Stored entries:
---+---

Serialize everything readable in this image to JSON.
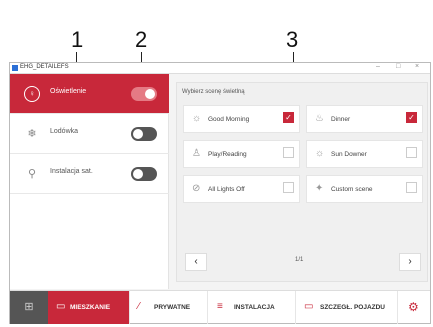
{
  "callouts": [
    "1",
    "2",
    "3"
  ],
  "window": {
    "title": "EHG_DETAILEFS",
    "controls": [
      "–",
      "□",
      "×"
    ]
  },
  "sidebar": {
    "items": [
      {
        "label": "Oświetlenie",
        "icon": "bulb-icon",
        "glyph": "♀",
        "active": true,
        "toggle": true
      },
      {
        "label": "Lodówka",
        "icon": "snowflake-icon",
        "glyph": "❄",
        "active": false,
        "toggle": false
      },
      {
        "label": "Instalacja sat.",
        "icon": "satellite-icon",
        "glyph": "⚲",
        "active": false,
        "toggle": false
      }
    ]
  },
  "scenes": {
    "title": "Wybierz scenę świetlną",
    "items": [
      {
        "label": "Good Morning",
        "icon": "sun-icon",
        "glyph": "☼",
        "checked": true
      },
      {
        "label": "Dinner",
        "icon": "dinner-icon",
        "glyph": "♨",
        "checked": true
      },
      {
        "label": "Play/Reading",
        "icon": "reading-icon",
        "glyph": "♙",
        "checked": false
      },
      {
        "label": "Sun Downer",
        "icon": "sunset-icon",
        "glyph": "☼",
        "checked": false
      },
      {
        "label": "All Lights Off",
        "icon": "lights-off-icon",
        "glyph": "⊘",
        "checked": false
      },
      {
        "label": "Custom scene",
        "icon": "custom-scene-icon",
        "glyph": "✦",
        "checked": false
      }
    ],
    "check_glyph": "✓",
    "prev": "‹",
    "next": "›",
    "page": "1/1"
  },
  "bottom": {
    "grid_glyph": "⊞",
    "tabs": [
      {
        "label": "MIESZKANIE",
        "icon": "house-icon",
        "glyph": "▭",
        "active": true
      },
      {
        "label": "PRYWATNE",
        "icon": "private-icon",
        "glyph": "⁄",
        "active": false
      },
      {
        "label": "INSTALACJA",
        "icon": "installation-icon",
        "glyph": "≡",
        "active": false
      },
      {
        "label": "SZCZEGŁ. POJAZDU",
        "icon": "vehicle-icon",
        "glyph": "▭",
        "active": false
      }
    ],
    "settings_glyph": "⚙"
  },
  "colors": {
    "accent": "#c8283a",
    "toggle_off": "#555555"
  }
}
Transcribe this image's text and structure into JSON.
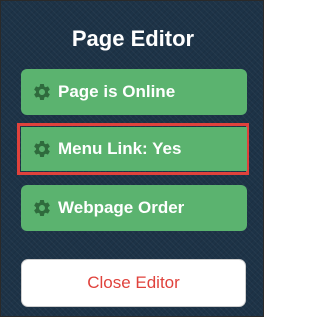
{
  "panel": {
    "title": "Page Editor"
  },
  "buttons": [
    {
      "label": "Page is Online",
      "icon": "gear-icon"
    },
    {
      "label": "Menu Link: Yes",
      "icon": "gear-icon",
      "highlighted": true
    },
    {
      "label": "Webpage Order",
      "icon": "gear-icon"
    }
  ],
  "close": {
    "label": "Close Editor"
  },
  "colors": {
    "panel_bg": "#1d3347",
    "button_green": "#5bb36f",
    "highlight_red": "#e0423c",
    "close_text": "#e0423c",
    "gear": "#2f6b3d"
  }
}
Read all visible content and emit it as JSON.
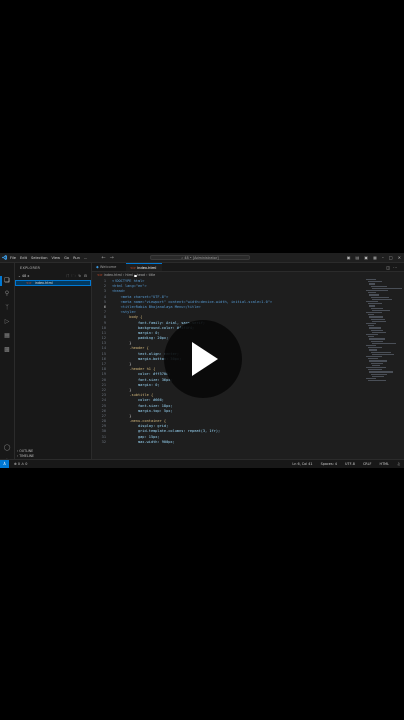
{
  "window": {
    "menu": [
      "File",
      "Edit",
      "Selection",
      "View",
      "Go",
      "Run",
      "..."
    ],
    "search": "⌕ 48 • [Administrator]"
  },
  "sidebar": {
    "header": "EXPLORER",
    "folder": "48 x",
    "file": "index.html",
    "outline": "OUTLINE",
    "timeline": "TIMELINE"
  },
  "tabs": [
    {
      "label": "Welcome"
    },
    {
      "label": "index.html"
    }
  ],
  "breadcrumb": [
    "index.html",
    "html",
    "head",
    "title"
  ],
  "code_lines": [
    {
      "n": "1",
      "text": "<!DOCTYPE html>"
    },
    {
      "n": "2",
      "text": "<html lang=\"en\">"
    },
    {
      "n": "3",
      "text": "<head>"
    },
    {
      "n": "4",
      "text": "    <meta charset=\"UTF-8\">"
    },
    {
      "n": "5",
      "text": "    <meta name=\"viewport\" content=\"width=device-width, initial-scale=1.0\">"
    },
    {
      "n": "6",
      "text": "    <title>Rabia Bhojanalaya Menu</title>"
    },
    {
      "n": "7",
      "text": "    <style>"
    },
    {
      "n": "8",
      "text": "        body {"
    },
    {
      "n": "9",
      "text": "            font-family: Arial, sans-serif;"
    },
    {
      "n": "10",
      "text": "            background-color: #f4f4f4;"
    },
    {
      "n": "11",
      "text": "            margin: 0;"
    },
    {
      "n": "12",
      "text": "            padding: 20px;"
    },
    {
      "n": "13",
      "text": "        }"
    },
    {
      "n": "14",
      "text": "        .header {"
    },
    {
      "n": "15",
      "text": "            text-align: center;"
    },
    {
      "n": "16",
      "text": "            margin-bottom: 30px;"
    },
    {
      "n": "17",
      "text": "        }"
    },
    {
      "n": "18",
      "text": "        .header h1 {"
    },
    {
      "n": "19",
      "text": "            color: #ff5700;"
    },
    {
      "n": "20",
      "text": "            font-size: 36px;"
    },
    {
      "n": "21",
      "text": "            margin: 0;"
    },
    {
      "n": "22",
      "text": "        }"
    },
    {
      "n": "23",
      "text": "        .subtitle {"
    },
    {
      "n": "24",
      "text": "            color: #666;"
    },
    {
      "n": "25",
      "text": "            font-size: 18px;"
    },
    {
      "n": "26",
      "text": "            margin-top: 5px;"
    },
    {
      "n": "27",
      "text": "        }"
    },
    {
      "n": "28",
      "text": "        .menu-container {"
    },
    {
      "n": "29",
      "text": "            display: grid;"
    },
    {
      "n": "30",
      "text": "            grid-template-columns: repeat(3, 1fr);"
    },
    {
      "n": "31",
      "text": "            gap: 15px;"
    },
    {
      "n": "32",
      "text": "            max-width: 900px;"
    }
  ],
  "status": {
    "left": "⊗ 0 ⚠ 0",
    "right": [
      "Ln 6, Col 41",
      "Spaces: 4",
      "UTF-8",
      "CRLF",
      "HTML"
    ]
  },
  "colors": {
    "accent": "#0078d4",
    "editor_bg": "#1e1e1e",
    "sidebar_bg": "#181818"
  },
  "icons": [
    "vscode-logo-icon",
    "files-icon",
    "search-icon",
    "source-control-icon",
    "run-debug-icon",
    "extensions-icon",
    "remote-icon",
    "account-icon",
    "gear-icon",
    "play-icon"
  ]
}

---+---

**Exercise description**
Send back the data above word for word, with the pictures left out.

**Right answer**
Serialize everything readable in this image to JSON.
{
  "callouts": [
    "1",
    "2",
    "3"
  ],
  "window": {
    "title": "EHG_DETAILEFS",
    "controls": [
      "–",
      "□",
      "×"
    ]
  },
  "sidebar": {
    "items": [
      {
        "label": "Oświetlenie",
        "icon": "bulb-icon",
        "glyph": "♀",
        "active": true,
        "toggle": true
      },
      {
        "label": "Lodówka",
        "icon": "snowflake-icon",
        "glyph": "❄",
        "active": false,
        "toggle": false
      },
      {
        "label": "Instalacja sat.",
        "icon": "satellite-icon",
        "glyph": "⚲",
        "active": false,
        "toggle": false
      }
    ]
  },
  "scenes": {
    "title": "Wybierz scenę świetlną",
    "items": [
      {
        "label": "Good Morning",
        "icon": "sun-icon",
        "glyph": "☼",
        "checked": true
      },
      {
        "label": "Dinner",
        "icon": "dinner-icon",
        "glyph": "♨",
        "checked": true
      },
      {
        "label": "Play/Reading",
        "icon": "reading-icon",
        "glyph": "♙",
        "checked": false
      },
      {
        "label": "Sun Downer",
        "icon": "sunset-icon",
        "glyph": "☼",
        "checked": false
      },
      {
        "label": "All Lights Off",
        "icon": "lights-off-icon",
        "glyph": "⊘",
        "checked": false
      },
      {
        "label": "Custom scene",
        "icon": "custom-scene-icon",
        "glyph": "✦",
        "checked": false
      }
    ],
    "check_glyph": "✓",
    "prev": "‹",
    "next": "›",
    "page": "1/1"
  },
  "bottom": {
    "grid_glyph": "⊞",
    "tabs": [
      {
        "label": "MIESZKANIE",
        "icon": "house-icon",
        "glyph": "▭",
        "active": true
      },
      {
        "label": "PRYWATNE",
        "icon": "private-icon",
        "glyph": "⁄",
        "active": false
      },
      {
        "label": "INSTALACJA",
        "icon": "installation-icon",
        "glyph": "≡",
        "active": false
      },
      {
        "label": "SZCZEGŁ. POJAZDU",
        "icon": "vehicle-icon",
        "glyph": "▭",
        "active": false
      }
    ],
    "settings_glyph": "⚙"
  },
  "colors": {
    "accent": "#c8283a",
    "toggle_off": "#555555"
  }
}
Transcribe this image's text and structure into JSON.
{
  "panel": {
    "title": "Page Editor"
  },
  "buttons": [
    {
      "label": "Page is Online",
      "icon": "gear-icon"
    },
    {
      "label": "Menu Link: Yes",
      "icon": "gear-icon",
      "highlighted": true
    },
    {
      "label": "Webpage Order",
      "icon": "gear-icon"
    }
  ],
  "close": {
    "label": "Close Editor"
  },
  "colors": {
    "panel_bg": "#1d3347",
    "button_green": "#5bb36f",
    "highlight_red": "#e0423c",
    "close_text": "#e0423c",
    "gear": "#2f6b3d"
  }
}
Read all visible content and emit it as JSON.
{
  "window": {
    "menu": [
      "File",
      "Edit",
      "Selection",
      "View",
      "Go",
      "Run",
      "..."
    ],
    "search": "⌕ 48 • [Administrator]"
  },
  "sidebar": {
    "header": "EXPLORER",
    "folder": "48 x",
    "file": "index.html",
    "outline": "OUTLINE",
    "timeline": "TIMELINE"
  },
  "tabs": [
    {
      "label": "Welcome"
    },
    {
      "label": "index.html"
    }
  ],
  "breadcrumb": [
    "index.html",
    "html",
    "head",
    "title"
  ],
  "code_lines": [
    {
      "n": "1",
      "text": "<!DOCTYPE html>"
    },
    {
      "n": "2",
      "text": "<html lang=\"en\">"
    },
    {
      "n": "3",
      "text": "<head>"
    },
    {
      "n": "4",
      "text": "    <meta charset=\"UTF-8\">"
    },
    {
      "n": "5",
      "text": "    <meta name=\"viewport\" content=\"width=device-width, initial-scale=1.0\">"
    },
    {
      "n": "6",
      "text": "    <title>Rabia Bhojanalaya Menu</title>"
    },
    {
      "n": "7",
      "text": "    <style>"
    },
    {
      "n": "8",
      "text": "        body {"
    },
    {
      "n": "9",
      "text": "            font-family: Arial, sans-serif;"
    },
    {
      "n": "10",
      "text": "            background-color: #f4f4f4;"
    },
    {
      "n": "11",
      "text": "            margin: 0;"
    },
    {
      "n": "12",
      "text": "            padding: 20px;"
    },
    {
      "n": "13",
      "text": "        }"
    },
    {
      "n": "14",
      "text": "        .header {"
    },
    {
      "n": "15",
      "text": "            text-align: center;"
    },
    {
      "n": "16",
      "text": "            margin-bottom: 30px;"
    },
    {
      "n": "17",
      "text": "        }"
    },
    {
      "n": "18",
      "text": "        .header h1 {"
    },
    {
      "n": "19",
      "text": "            color: #ff5700;"
    },
    {
      "n": "20",
      "text": "            font-size: 36px;"
    },
    {
      "n": "21",
      "text": "            margin: 0;"
    },
    {
      "n": "22",
      "text": "        }"
    },
    {
      "n": "23",
      "text": "        .subtitle {"
    },
    {
      "n": "24",
      "text": "            color: #666;"
    },
    {
      "n": "25",
      "text": "            font-size: 18px;"
    },
    {
      "n": "26",
      "text": "            margin-top: 5px;"
    },
    {
      "n": "27",
      "text": "        }"
    },
    {
      "n": "28",
      "text": "        .menu-container {"
    },
    {
      "n": "29",
      "text": "            display: grid;"
    },
    {
      "n": "30",
      "text": "            grid-template-columns: repeat(3, 1fr);"
    },
    {
      "n": "31",
      "text": "            gap: 15px;"
    },
    {
      "n": "32",
      "text": "            max-width: 900px;"
    }
  ],
  "status": {
    "left": "⊗ 0 ⚠ 0",
    "right": [
      "Ln 6, Col 41",
      "Spaces: 4",
      "UTF-8",
      "CRLF",
      "HTML"
    ]
  },
  "colors": {
    "accent": "#0078d4",
    "editor_bg": "#1e1e1e",
    "sidebar_bg": "#181818"
  },
  "icons": [
    "vscode-logo-icon",
    "files-icon",
    "search-icon",
    "source-control-icon",
    "run-debug-icon",
    "extensions-icon",
    "remote-icon",
    "account-icon",
    "gear-icon",
    "play-icon"
  ]
}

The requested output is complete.